* [Your task]: Copy out the lines that have "object" in them.

* [Listed entries]:
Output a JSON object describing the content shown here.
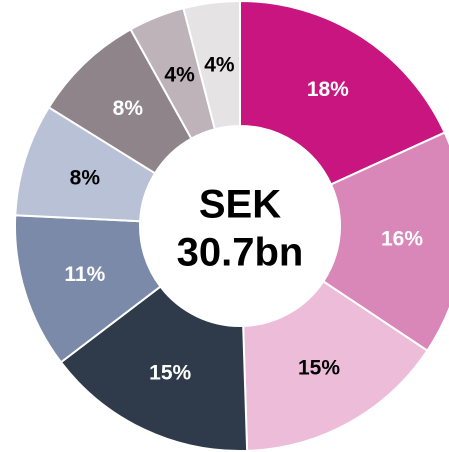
{
  "chart_data": {
    "type": "donut",
    "center_text": [
      "SEK",
      "30.7bn"
    ],
    "categories": [
      null,
      null,
      null,
      null,
      null,
      null,
      null,
      null,
      null
    ],
    "values": [
      18,
      16,
      15,
      15,
      11,
      8,
      8,
      4,
      4
    ],
    "value_labels": [
      "18%",
      "16%",
      "15%",
      "15%",
      "11%",
      "8%",
      "8%",
      "4%",
      "4%"
    ],
    "colors": [
      "#c8157f",
      "#d986b8",
      "#ecbcd9",
      "#2f3b4a",
      "#7b8aa8",
      "#b9c1d6",
      "#8f8489",
      "#bdb3b8",
      "#e6e3e5"
    ]
  }
}
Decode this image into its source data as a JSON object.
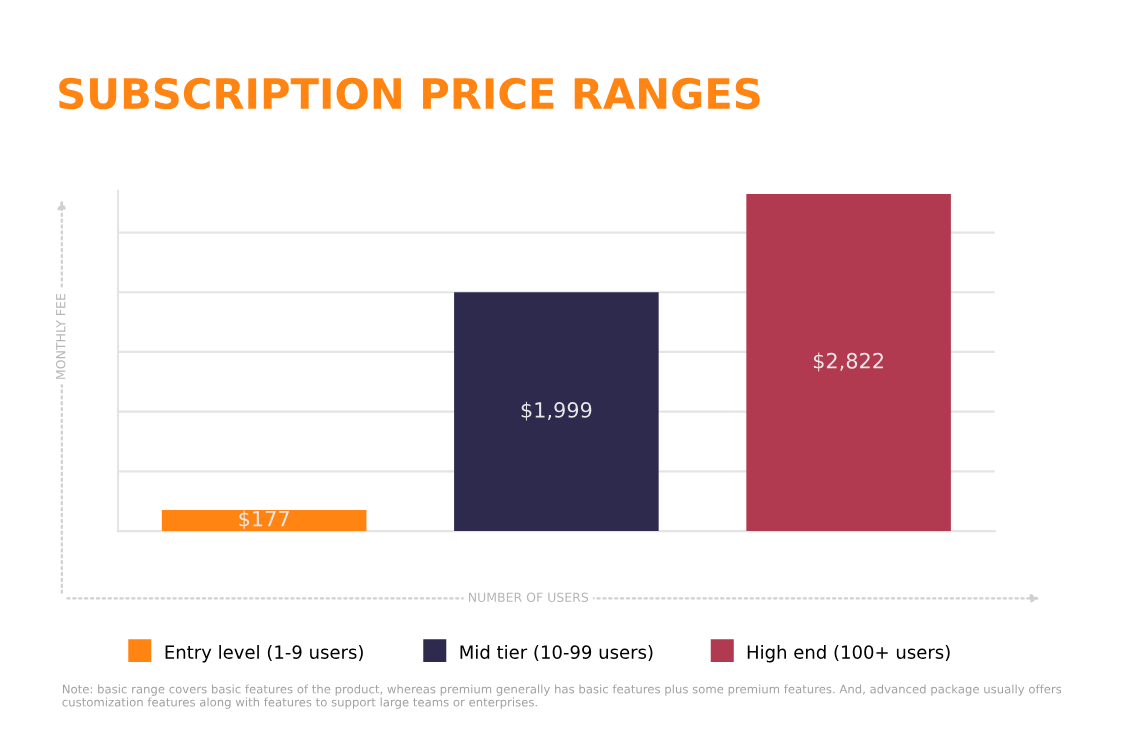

* [Answer in full]:
Output a JSON object describing the content shown here.
Decode this image into its source data as a JSON object.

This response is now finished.